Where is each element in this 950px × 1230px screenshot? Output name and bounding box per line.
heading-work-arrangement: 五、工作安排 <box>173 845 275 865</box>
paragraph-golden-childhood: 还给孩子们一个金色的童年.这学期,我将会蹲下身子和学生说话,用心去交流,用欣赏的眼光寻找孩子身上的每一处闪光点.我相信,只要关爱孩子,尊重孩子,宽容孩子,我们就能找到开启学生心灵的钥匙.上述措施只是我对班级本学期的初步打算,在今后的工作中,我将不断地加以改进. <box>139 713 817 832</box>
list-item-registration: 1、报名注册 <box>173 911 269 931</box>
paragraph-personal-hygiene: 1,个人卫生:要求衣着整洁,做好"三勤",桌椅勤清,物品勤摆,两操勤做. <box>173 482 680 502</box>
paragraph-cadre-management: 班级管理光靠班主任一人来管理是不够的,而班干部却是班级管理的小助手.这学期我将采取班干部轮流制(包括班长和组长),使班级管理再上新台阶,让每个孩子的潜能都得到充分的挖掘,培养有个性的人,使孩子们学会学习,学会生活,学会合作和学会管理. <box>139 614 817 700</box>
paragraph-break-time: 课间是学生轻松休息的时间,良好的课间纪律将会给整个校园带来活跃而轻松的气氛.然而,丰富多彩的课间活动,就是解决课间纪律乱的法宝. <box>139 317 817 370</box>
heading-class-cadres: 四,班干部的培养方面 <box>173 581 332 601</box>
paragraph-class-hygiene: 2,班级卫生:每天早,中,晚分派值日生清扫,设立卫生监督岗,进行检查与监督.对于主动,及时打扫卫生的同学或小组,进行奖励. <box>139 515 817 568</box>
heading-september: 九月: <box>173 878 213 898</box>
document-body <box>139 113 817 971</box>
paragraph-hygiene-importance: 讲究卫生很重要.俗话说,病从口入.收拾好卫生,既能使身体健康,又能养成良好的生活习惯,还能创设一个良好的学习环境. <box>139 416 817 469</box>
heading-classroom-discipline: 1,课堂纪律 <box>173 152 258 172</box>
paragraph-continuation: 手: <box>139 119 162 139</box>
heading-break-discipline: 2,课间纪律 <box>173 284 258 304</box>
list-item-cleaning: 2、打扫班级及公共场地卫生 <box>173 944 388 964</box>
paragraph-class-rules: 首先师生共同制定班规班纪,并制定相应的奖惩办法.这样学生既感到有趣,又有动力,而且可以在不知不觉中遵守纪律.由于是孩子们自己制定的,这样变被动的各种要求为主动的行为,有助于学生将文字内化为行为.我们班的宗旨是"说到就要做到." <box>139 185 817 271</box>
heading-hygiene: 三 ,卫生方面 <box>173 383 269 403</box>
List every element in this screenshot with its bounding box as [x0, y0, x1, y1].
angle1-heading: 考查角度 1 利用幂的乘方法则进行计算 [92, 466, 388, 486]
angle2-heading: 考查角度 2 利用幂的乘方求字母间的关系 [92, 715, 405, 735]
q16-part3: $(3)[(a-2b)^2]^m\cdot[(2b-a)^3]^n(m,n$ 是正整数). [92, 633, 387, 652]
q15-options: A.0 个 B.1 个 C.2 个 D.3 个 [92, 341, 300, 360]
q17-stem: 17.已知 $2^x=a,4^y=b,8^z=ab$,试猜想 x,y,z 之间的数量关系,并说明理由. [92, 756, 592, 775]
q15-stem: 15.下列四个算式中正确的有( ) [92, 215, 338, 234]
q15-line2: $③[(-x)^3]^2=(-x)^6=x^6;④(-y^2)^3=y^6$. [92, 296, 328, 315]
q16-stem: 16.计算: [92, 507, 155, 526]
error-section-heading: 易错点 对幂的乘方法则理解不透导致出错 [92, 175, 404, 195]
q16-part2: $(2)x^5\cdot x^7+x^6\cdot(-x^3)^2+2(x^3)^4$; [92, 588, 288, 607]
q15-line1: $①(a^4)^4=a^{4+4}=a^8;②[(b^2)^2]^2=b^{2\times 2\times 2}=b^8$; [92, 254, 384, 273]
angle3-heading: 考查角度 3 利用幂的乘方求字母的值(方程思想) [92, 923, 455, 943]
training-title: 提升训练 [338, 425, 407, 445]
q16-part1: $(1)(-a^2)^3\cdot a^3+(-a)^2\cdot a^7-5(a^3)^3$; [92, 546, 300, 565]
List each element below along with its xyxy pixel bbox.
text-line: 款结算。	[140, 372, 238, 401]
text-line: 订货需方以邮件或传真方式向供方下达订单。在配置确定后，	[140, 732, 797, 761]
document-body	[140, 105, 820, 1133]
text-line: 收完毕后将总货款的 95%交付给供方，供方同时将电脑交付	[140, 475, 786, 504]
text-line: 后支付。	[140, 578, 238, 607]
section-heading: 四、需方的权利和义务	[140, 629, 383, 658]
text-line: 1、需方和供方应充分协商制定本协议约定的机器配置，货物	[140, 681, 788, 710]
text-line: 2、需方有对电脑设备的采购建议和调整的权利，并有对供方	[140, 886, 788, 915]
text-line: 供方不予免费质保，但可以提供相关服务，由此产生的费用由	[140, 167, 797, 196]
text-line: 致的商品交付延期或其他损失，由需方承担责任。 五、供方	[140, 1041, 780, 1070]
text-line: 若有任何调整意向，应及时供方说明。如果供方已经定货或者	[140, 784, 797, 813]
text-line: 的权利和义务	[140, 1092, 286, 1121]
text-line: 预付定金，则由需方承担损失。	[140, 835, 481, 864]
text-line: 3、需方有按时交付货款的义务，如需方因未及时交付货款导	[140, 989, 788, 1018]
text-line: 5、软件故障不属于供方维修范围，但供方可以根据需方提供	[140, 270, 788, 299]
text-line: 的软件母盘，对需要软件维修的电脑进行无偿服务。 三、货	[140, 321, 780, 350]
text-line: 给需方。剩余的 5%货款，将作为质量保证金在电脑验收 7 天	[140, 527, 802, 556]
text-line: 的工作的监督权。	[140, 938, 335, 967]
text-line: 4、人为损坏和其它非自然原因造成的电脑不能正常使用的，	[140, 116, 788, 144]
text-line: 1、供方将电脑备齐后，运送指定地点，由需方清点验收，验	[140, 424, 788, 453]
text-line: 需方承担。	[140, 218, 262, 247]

What you are asked to do: Render all the rows above as a JSON list of strings, with one string per line and blank lines left out.

Result for this task:
[
  "Where is each element in this 950px × 1230px screenshot? Output name and bounding box per line.",
  "heading-work-arrangement: 五、工作安排 <box>173 845 275 865</box>",
  "paragraph-golden-childhood: 还给孩子们一个金色的童年.这学期,我将会蹲下身子和学生说话,用心去交流,用欣赏的眼光寻找孩子身上的每一处闪光点.我相信,只要关爱孩子,尊重孩子,宽容孩子,我们就能找到开启学生心灵的钥匙.上述措施只是我对班级本学期的初步打算,在今后的工作中,我将不断地加以改进. <box>139 713 817 832</box>",
  "list-item-registration: 1、报名注册 <box>173 911 269 931</box>",
  "paragraph-personal-hygiene: 1,个人卫生:要求衣着整洁,做好\"三勤\",桌椅勤清,物品勤摆,两操勤做. <box>173 482 680 502</box>",
  "paragraph-cadre-management: 班级管理光靠班主任一人来管理是不够的,而班干部却是班级管理的小助手.这学期我将采取班干部轮流制(包括班长和组长),使班级管理再上新台阶,让每个孩子的潜能都得到充分的挖掘,培养有个性的人,使孩子们学会学习,学会生活,学会合作和学会管理. <box>139 614 817 700</box>",
  "paragraph-break-time: 课间是学生轻松休息的时间,良好的课间纪律将会给整个校园带来活跃而轻松的气氛.然而,丰富多彩的课间活动,就是解决课间纪律乱的法宝. <box>139 317 817 370</box>",
  "heading-class-cadres: 四,班干部的培养方面 <box>173 581 332 601</box>",
  "paragraph-class-hygiene: 2,班级卫生:每天早,中,晚分派值日生清扫,设立卫生监督岗,进行检查与监督.对于主动,及时打扫卫生的同学或小组,进行奖励. <box>139 515 817 568</box>",
  "heading-september: 九月: <box>173 878 213 898</box>",
  "document-body <box>139 113 817 971</box>",
  "paragraph-hygiene-importance: 讲究卫生很重要.俗话说,病从口入.收拾好卫生,既能使身体健康,又能养成良好的生活习惯,还能创设一个良好的学习环境. <box>139 416 817 469</box>",
  "heading-classroom-discipline: 1,课堂纪律 <box>173 152 258 172</box>",
  "paragraph-continuation: 手: <box>139 119 162 139</box>",
  "heading-break-discipline: 2,课间纪律 <box>173 284 258 304</box>",
  "list-item-cleaning: 2、打扫班级及公共场地卫生 <box>173 944 388 964</box>",
  "paragraph-class-rules: 首先师生共同制定班规班纪,并制定相应的奖惩办法.这样学生既感到有趣,又有动力,而且可以在不知不觉中遵守纪律.由于是孩子们自己制定的,这样变被动的各种要求为主动的行为,有助于学生将文字内化为行为.我们班的宗旨是\"说到就要做到.\" <box>139 185 817 271</box>",
  "heading-hygiene: 三 ,卫生方面 <box>173 383 269 403</box>",
  "List every element in this screenshot with its bounding box as [x0, y0, x1, y1].",
  "angle1-heading: 考查角度 1 利用幂的乘方法则进行计算 [92, 466, 388, 486]",
  "angle2-heading: 考查角度 2 利用幂的乘方求字母间的关系 [92, 715, 405, 735]",
  "q16-part3: $(3)[(a-2b)^2]^m\\cdot[(2b-a)^3]^n(m,n$ 是正整数). [92, 633, 387, 652]",
  "q15-options: A.0 个 B.1 个 C.2 个 D.3 个 [92, 341, 300, 360]",
  "q17-stem: 17.已知 $2^x=a,4^y=b,8^z=ab$,试猜想 x,y,z 之间的数量关系,并说明理由. [92, 756, 592, 775]",
  "q15-stem: 15.下列四个算式中正确的有( ) [92, 215, 338, 234]",
  "q15-line2: $③[(-x)^3]^2=(-x)^6=x^6;④(-y^2)^3=y^6$. [92, 296, 328, 315]",
  "q16-stem: 16.计算: [92, 507, 155, 526]",
  "error-section-heading: 易错点 对幂的乘方法则理解不透导致出错 [92, 175, 404, 195]",
  "q16-part2: $(2)x^5\\cdot x^7+x^6\\cdot(-x^3)^2+2(x^3)^4$; [92, 588, 288, 607]",
  "q15-line1: $①(a^4)^4=a^{4+4}=a^8;②[(b^2)^2]^2=b^{2\\times 2\\times 2}=b^8$; [92, 254, 384, 273]",
  "angle3-heading: 考查角度 3 利用幂的乘方求字母的值(方程思想) [92, 923, 455, 943]",
  "training-title: 提升训练 [338, 425, 407, 445]",
  "q16-part1: $(1)(-a^2)^3\\cdot a^3+(-a)^2\\cdot a^7-5(a^3)^3$; [92, 546, 300, 565]",
  "List each element below along with its xyxy pixel bbox.",
  "text-line: 款结算。\t[140, 372, 238, 401]",
  "text-line: 订货需方以邮件或传真方式向供方下达订单。在配置确定后，\t[140, 732, 797, 761]",
  "document-body\t[140, 105, 820, 1133]",
  "text-line: 收完毕后将总货款的 95%交付给供方，供方同时将电脑交付\t[140, 475, 786, 504]",
  "text-line: 后支付。\t[140, 578, 238, 607]",
  "section-heading: 四、需方的权利和义务\t[140, 629, 383, 658]",
  "text-line: 1、需方和供方应充分协商制定本协议约定的机器配置，货物\t[140, 681, 788, 710]",
  "text-line: 2、需方有对电脑设备的采购建议和调整的权利，并有对供方\t[140, 886, 788, 915]",
  "text-line: 供方不予免费质保，但可以提供相关服务，由此产生的费用由\t[140, 167, 797, 196]",
  "text-line: 致的商品交付延期或其他损失，由需方承担责任。 五、供方\t[140, 1041, 780, 1070]",
  "text-line: 若有任何调整意向，应及时供方说明。如果供方已经定货或者\t[140, 784, 797, 813]",
  "text-line: 的权利和义务\t[140, 1092, 286, 1121]",
  "text-line: 预付定金，则由需方承担损失。\t[140, 835, 481, 864]",
  "text-line: 3、需方有按时交付货款的义务，如需方因未及时交付货款导\t[140, 989, 788, 1018]",
  "text-line: 5、软件故障不属于供方维修范围，但供方可以根据需方提供\t[140, 270, 788, 299]",
  "text-line: 的软件母盘，对需要软件维修的电脑进行无偿服务。 三、货\t[140, 321, 780, 350]",
  "text-line: 给需方。剩余的 5%货款，将作为质量保证金在电脑验收 7 天\t[140, 527, 802, 556]",
  "text-line: 的工作的监督权。\t[140, 938, 335, 967]",
  "text-line: 4、人为损坏和其它非自然原因造成的电脑不能正常使用的，\t[140, 116, 788, 144]",
  "text-line: 1、供方将电脑备齐后，运送指定地点，由需方清点验收，验\t[140, 424, 788, 453]",
  "text-line: 需方承担。\t[140, 218, 262, 247]"
]